## WORK INSTRUCTIONS
Identify each line below containing the string "squared" and copy it.

(Items from a figure collection)
━━━━━━
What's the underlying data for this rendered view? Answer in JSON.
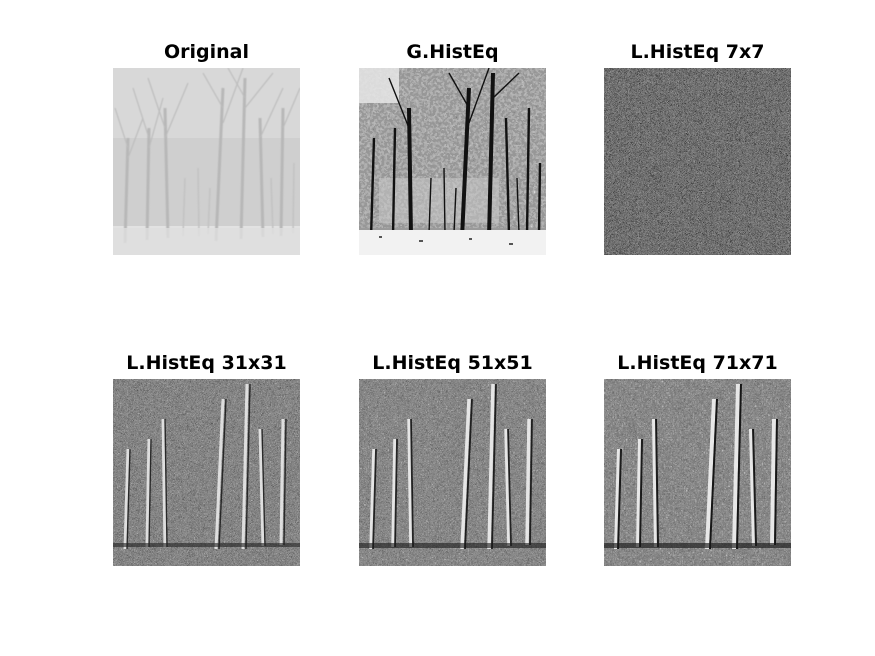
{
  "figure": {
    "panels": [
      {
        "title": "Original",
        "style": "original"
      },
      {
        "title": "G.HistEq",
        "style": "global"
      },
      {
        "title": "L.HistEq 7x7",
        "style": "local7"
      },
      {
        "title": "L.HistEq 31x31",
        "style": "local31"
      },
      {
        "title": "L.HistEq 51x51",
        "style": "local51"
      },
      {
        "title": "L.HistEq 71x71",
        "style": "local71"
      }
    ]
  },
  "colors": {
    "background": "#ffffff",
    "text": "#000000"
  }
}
━━━━━━
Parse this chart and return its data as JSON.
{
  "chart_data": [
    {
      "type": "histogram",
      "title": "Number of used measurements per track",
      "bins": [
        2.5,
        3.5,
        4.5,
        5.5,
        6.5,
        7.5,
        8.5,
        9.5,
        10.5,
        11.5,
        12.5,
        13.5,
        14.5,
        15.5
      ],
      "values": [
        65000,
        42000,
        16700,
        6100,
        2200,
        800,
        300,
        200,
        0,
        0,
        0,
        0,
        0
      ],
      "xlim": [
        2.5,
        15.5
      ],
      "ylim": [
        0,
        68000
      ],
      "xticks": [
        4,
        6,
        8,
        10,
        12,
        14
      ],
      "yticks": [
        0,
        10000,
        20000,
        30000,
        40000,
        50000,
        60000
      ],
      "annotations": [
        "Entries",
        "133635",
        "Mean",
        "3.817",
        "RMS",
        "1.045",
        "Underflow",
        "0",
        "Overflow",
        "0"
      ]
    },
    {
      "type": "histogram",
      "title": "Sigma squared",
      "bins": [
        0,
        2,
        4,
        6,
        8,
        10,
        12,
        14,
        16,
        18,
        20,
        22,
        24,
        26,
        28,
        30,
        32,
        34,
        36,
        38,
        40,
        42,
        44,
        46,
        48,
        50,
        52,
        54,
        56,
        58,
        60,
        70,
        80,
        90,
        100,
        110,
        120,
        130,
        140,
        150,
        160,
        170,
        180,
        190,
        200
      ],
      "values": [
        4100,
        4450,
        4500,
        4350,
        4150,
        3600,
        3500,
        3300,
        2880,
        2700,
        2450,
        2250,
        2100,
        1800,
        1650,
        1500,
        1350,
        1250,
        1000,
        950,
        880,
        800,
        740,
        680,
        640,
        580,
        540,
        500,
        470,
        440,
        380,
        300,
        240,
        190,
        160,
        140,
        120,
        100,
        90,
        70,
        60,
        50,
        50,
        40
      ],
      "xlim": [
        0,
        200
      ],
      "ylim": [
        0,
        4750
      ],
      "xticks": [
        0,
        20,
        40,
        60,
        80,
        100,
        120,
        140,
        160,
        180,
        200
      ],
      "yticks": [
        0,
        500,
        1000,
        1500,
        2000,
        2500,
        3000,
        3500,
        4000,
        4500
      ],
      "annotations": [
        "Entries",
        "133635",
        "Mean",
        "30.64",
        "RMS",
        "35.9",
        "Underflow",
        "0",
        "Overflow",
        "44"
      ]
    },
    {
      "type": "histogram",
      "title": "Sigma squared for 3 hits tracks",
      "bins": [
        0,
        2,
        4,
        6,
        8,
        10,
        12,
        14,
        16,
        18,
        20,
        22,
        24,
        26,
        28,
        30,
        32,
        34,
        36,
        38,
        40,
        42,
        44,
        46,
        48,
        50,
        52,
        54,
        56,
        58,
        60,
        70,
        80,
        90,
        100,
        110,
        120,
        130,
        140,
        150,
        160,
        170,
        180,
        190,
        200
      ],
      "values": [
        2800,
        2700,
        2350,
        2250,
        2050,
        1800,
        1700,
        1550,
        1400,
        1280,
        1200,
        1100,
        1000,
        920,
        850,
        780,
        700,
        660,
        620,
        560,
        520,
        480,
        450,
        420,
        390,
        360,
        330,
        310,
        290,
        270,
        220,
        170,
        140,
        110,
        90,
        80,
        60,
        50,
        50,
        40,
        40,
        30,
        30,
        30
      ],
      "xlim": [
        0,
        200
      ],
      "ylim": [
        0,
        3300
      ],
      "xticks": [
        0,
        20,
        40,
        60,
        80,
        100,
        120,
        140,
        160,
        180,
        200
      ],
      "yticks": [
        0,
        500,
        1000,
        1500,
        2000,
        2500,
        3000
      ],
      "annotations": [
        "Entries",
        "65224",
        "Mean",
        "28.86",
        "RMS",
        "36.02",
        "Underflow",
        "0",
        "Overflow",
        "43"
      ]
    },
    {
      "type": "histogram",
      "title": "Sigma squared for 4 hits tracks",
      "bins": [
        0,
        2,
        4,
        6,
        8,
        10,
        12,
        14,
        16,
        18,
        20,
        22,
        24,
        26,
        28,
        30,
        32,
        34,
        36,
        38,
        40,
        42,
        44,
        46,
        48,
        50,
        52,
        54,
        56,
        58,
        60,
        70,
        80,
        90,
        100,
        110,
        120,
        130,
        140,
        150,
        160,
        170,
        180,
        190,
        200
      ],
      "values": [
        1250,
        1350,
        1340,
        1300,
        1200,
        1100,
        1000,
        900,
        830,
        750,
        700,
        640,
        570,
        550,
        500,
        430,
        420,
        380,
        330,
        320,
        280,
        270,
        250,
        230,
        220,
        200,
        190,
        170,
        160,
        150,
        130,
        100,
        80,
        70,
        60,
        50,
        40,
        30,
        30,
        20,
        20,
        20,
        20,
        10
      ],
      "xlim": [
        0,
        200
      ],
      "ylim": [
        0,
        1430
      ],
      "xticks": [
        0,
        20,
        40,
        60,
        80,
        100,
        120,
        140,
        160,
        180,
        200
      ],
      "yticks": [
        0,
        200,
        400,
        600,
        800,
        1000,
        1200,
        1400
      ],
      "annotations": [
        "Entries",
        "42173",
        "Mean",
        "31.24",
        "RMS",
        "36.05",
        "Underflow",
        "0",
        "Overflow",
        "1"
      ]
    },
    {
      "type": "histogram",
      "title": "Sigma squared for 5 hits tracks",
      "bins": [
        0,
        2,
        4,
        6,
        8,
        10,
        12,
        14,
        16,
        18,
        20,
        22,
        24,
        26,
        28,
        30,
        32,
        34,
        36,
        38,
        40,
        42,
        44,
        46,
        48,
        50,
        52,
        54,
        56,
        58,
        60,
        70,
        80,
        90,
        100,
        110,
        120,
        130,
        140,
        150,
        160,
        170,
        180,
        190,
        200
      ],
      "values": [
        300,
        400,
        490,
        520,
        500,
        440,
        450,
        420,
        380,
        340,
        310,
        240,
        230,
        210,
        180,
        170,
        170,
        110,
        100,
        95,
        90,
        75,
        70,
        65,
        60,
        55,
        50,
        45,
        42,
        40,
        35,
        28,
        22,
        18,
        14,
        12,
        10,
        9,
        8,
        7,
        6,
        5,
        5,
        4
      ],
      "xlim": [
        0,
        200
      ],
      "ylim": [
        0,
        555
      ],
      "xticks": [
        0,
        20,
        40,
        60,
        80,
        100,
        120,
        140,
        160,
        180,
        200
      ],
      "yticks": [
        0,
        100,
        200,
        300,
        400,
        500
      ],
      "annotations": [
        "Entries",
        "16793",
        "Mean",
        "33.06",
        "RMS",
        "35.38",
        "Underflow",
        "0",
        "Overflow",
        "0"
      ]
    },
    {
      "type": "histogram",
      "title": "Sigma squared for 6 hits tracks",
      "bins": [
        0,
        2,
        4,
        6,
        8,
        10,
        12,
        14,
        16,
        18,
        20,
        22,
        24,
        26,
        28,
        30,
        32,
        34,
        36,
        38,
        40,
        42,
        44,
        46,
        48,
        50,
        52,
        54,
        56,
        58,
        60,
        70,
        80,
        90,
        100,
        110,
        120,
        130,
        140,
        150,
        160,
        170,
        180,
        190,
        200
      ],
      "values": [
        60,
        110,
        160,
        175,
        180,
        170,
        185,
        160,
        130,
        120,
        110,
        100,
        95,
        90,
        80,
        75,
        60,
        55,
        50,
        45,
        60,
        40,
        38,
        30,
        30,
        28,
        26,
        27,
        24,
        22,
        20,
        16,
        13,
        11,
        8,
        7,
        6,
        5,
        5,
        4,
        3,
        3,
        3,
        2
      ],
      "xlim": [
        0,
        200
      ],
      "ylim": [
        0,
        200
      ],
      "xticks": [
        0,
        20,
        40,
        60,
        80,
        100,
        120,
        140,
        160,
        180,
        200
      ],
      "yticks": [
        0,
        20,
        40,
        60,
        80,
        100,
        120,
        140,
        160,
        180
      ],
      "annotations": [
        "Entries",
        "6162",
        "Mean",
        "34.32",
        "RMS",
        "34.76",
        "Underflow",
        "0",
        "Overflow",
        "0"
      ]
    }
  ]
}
━━━━━━
## SOLUTION TO THIS TASK
      "title": "Sigma squared",
      "title": "Sigma squared for 3 hits tracks",
      "title": "Sigma squared for 4 hits tracks",
      "title": "Sigma squared for 5 hits tracks",
      "title": "Sigma squared for 6 hits tracks",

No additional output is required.